| GIVEN RECORDS |

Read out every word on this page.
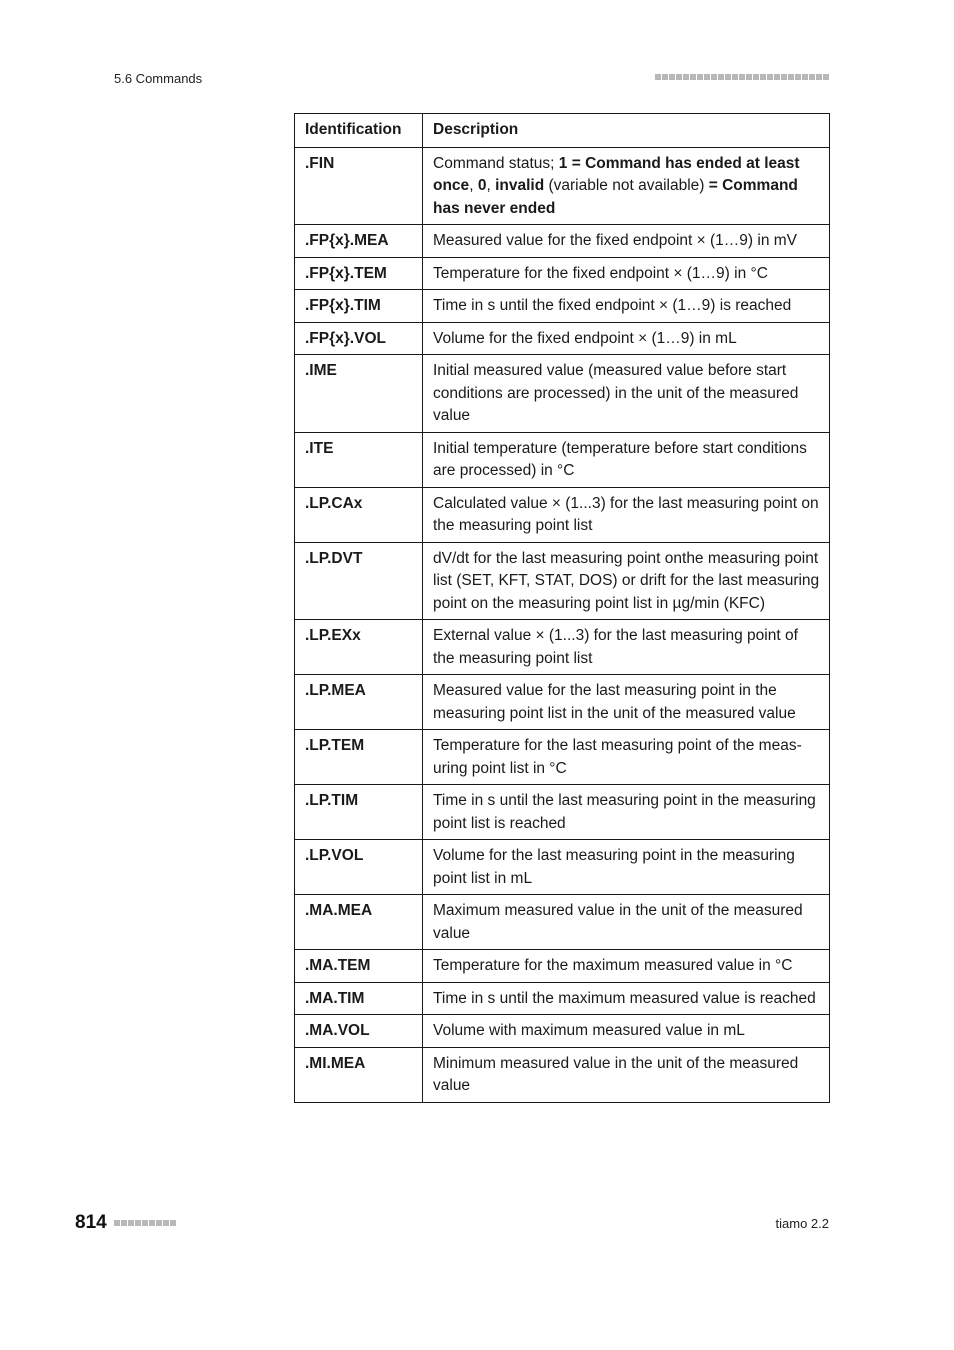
5.6 Commands
Identification	Description
.FIN	Command status; 1 = Command has ended at least once, 0, invalid (variable not available) = Command has never ended
.FP{x}.MEA	Measured value for the fixed endpoint × (1…9) in mV
.FP{x}.TEM	Temperature for the fixed endpoint × (1…9) in °C
.FP{x}.TIM	Time in s until the fixed endpoint × (1…9) is reached
.FP{x}.VOL	Volume for the fixed endpoint × (1…9) in mL
.IME	Initial measured value (measured value before start conditions are processed) in the unit of the measured value
.ITE	Initial temperature (temperature before start conditions are processed) in °C
.LP.CAx	Calculated value × (1...3) for the last measuring point on the measuring point list
.LP.DVT	dV/dt for the last measuring point onthe measuring point list (SET, KFT, STAT, DOS) or drift for the last measuring point on the measuring point list in µg/min (KFC)
.LP.EXx	External value × (1...3) for the last measuring point of the measuring point list
.LP.MEA	Measured value for the last measuring point in the measuring point list in the unit of the measured value
.LP.TEM	Temperature for the last measuring point of the meas-uring point list in °C
.LP.TIM	Time in s until the last measuring point in the measuring point list is reached
.LP.VOL	Volume for the last measuring point in the measuring point list in mL
.MA.MEA	Maximum measured value in the unit of the measured value
.MA.TEM	Temperature for the maximum measured value in °C
.MA.TIM	Time in s until the maximum measured value is reached
.MA.VOL	Volume with maximum measured value in mL
.MI.MEA	Minimum measured value in the unit of the measured value
814	tiamo 2.2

| AIM OF THE TASK |
Pictures are to be left out; repeat all the remaining data exactly.

| RESULT BELOW |
Read out every word on this page.
5.6 Commands
Identification	Description
.FIN	Command status; 1 = Command has ended at least once, 0, invalid (variable not available) = Command has never ended
.FP{x}.MEA	Measured value for the fixed endpoint × (1…9) in mV
.FP{x}.TEM	Temperature for the fixed endpoint × (1…9) in °C
.FP{x}.TIM	Time in s until the fixed endpoint × (1…9) is reached
.FP{x}.VOL	Volume for the fixed endpoint × (1…9) in mL
.IME	Initial measured value (measured value before start conditions are processed) in the unit of the measured value
.ITE	Initial temperature (temperature before start conditions are processed) in °C
.LP.CAx	Calculated value × (1...3) for the last measuring point on the measuring point list
.LP.DVT	dV/dt for the last measuring point onthe measuring point list (SET, KFT, STAT, DOS) or drift for the last measuring point on the measuring point list in µg/min (KFC)
.LP.EXx	External value × (1...3) for the last measuring point of the measuring point list
.LP.MEA	Measured value for the last measuring point in the measuring point list in the unit of the measured value
.LP.TEM	Temperature for the last measuring point of the meas-uring point list in °C
.LP.TIM	Time in s until the last measuring point in the measuring point list is reached
.LP.VOL	Volume for the last measuring point in the measuring point list in mL
.MA.MEA	Maximum measured value in the unit of the measured value
.MA.TEM	Temperature for the maximum measured value in °C
.MA.TIM	Time in s until the maximum measured value is reached
.MA.VOL	Volume with maximum measured value in mL
.MI.MEA	Minimum measured value in the unit of the measured value
814	tiamo 2.2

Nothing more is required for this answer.